___ Tekstfragment

Maria Middelares beeld van Aloïs De Beule uit Gent
Fraterniteit Ieper

'Ontboei mij, Moeder...maak mij vrij,' fluisterde hij opeens.
Dat was het! Hoe was het mogelijk! En vrij, dat rijmde op ik weet niet wat allemaal, zo maar een gave...Neen, dat kon niemand hem afnemen.
'Neem van mij af...' fluisterde Treger, opeens in volle vervoering gerakend. Maar wat moest Zij van hem afnemen? Nu ja, te veel om op te noemen, maar Treger wees die frivole overweging af, want deze plotselinge inzet van een derde regel, die mocht er zijn...'Neem van mij af...'prevelde hij, bijna niet meer aarzelend. "Neem van mij af...de...de...ketenen der zonde.'

Gerard Reve Bezorgde ouders Utrecht/Antwerpen 1989 p.121

vrijdag, februari 06, 2004

Niet zonder hoop

"Stof tot stof," mompelde hij.

______
___ Uitgelichte records

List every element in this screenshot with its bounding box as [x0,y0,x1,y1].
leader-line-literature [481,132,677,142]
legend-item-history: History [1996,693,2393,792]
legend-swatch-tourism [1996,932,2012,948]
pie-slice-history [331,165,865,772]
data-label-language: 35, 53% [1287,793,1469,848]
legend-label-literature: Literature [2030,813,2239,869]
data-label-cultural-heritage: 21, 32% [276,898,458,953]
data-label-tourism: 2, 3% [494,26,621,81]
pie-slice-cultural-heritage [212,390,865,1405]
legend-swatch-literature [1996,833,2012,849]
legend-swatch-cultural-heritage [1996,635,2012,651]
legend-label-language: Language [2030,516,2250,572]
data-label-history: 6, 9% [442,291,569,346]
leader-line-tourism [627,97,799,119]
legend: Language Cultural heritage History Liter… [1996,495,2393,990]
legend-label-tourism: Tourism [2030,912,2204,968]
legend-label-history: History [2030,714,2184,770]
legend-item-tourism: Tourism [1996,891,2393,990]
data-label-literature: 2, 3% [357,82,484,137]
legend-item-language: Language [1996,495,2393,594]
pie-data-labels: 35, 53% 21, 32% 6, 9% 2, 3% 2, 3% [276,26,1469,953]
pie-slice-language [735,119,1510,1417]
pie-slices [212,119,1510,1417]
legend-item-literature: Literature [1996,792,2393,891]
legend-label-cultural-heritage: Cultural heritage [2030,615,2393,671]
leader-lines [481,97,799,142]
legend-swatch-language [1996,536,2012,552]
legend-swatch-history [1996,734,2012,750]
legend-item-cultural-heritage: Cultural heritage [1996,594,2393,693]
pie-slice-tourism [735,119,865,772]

______

◆ **Wat te doen**
**1)** Welke boektitel noemt de bronvermelding in het tekstfragment?
**2)** Geef uit de records alles letterlijk weer, van het begin tot en met de regel met "legend-item-language: Language [1996,495,2393,594]".
De tekst en de records hebben niets met elkaar te maken.

◆ **Verwachte antwoorden**
**1)** Bezorgde ouders

**2)**
List every element in this screenshot with its bounding box as [x0,y0,x1,y1].
leader-line-literature [481,132,677,142]
legend-item-history: History [1996,693,2393,792]
legend-swatch-tourism [1996,932,2012,948]
pie-slice-history [331,165,865,772]
data-label-language: 35, 53% [1287,793,1469,848]
legend-label-literature: Literature [2030,813,2239,869]
data-label-cultural-heritage: 21, 32% [276,898,458,953]
data-label-tourism: 2, 3% [494,26,621,81]
pie-slice-cultural-heritage [212,390,865,1405]
legend-swatch-literature [1996,833,2012,849]
legend-swatch-cultural-heritage [1996,635,2012,651]
legend-label-language: Language [2030,516,2250,572]
data-label-history: 6, 9% [442,291,569,346]
leader-line-tourism [627,97,799,119]
legend: Language Cultural heritage History Liter… [1996,495,2393,990]
legend-label-tourism: Tourism [2030,912,2204,968]
legend-label-history: History [2030,714,2184,770]
legend-item-tourism: Tourism [1996,891,2393,990]
data-label-literature: 2, 3% [357,82,484,137]
legend-item-language: Language [1996,495,2393,594]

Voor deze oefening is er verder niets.